Dataset items
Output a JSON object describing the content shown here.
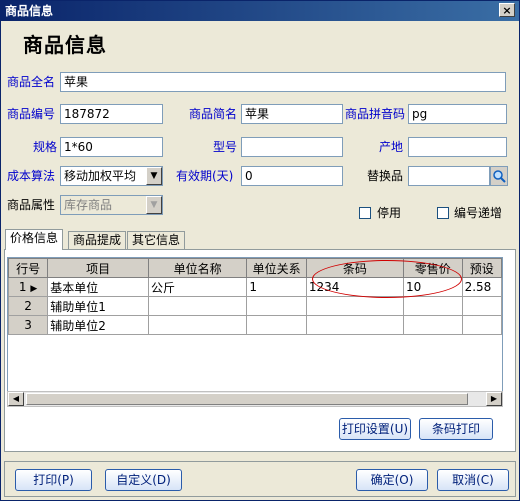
{
  "window": {
    "title": "商品信息",
    "close_glyph": "×"
  },
  "heading": "商品信息",
  "fields": {
    "full_name_label": "商品全名",
    "full_name_value": "苹果",
    "code_label": "商品编号",
    "code_value": "187872",
    "short_name_label": "商品简名",
    "short_name_value": "苹果",
    "pinyin_label": "商品拼音码",
    "pinyin_value": "pg",
    "spec_label": "规格",
    "spec_value": "1*60",
    "model_label": "型号",
    "model_value": "",
    "origin_label": "产地",
    "origin_value": "",
    "cost_method_label": "成本算法",
    "cost_method_value": "移动加权平均",
    "validity_label": "有效期(天)",
    "validity_value": "0",
    "substitute_label": "替换品",
    "substitute_value": "",
    "attribute_label": "商品属性",
    "attribute_value": "库存商品",
    "disabled_label": "停用",
    "disabled_checked": false,
    "auto_increment_label": "编号递增",
    "auto_increment_checked": false
  },
  "tabs": [
    {
      "label": "价格信息",
      "active": true
    },
    {
      "label": "商品提成",
      "active": false
    },
    {
      "label": "其它信息",
      "active": false
    }
  ],
  "grid": {
    "columns": [
      "行号",
      "项目",
      "单位名称",
      "单位关系",
      "条码",
      "零售价",
      "预设"
    ],
    "rows": [
      {
        "num": "1",
        "marker": "▶",
        "item": "基本单位",
        "unit": "公斤",
        "relation": "1",
        "barcode": "1234",
        "retail": "10",
        "preset": "2.58"
      },
      {
        "num": "2",
        "marker": "",
        "item": "辅助单位1",
        "unit": "",
        "relation": "",
        "barcode": "",
        "retail": "",
        "preset": ""
      },
      {
        "num": "3",
        "marker": "",
        "item": "辅助单位2",
        "unit": "",
        "relation": "",
        "barcode": "",
        "retail": "",
        "preset": ""
      }
    ]
  },
  "buttons": {
    "print_settings": "打印设置(U)",
    "barcode_print": "条码打印",
    "print": "打印(P)",
    "customize": "自定义(D)",
    "ok": "确定(O)",
    "cancel": "取消(C)"
  }
}
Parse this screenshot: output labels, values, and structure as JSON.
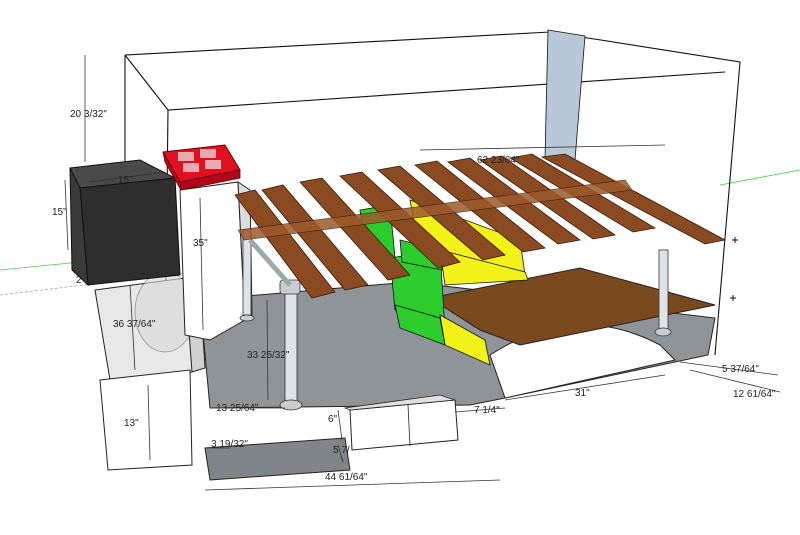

• THE TASK
Omit any images, then output the listing exactly.

• RESULT BELOW
Output a JSON object describing the content shown here.
{
  "window": {
    "title": "商品信息",
    "close_glyph": "×"
  },
  "heading": "商品信息",
  "fields": {
    "full_name_label": "商品全名",
    "full_name_value": "苹果",
    "code_label": "商品编号",
    "code_value": "187872",
    "short_name_label": "商品简名",
    "short_name_value": "苹果",
    "pinyin_label": "商品拼音码",
    "pinyin_value": "pg",
    "spec_label": "规格",
    "spec_value": "1*60",
    "model_label": "型号",
    "model_value": "",
    "origin_label": "产地",
    "origin_value": "",
    "cost_method_label": "成本算法",
    "cost_method_value": "移动加权平均",
    "validity_label": "有效期(天)",
    "validity_value": "0",
    "substitute_label": "替换品",
    "substitute_value": "",
    "attribute_label": "商品属性",
    "attribute_value": "库存商品",
    "disabled_label": "停用",
    "disabled_checked": false,
    "auto_increment_label": "编号递增",
    "auto_increment_checked": false
  },
  "tabs": [
    {
      "label": "价格信息",
      "active": true
    },
    {
      "label": "商品提成",
      "active": false
    },
    {
      "label": "其它信息",
      "active": false
    }
  ],
  "grid": {
    "columns": [
      "行号",
      "项目",
      "单位名称",
      "单位关系",
      "条码",
      "零售价",
      "预设"
    ],
    "rows": [
      {
        "num": "1",
        "marker": "▶",
        "item": "基本单位",
        "unit": "公斤",
        "relation": "1",
        "barcode": "1234",
        "retail": "10",
        "preset": "2.58"
      },
      {
        "num": "2",
        "marker": "",
        "item": "辅助单位1",
        "unit": "",
        "relation": "",
        "barcode": "",
        "retail": "",
        "preset": ""
      },
      {
        "num": "3",
        "marker": "",
        "item": "辅助单位2",
        "unit": "",
        "relation": "",
        "barcode": "",
        "retail": "",
        "preset": ""
      }
    ]
  },
  "buttons": {
    "print_settings": "打印设置(U)",
    "barcode_print": "条码打印",
    "print": "打印(P)",
    "customize": "自定义(D)",
    "ok": "确定(O)",
    "cancel": "取消(C)"
  }
}
Parse this screenshot: output labels, values, and structure as JSON.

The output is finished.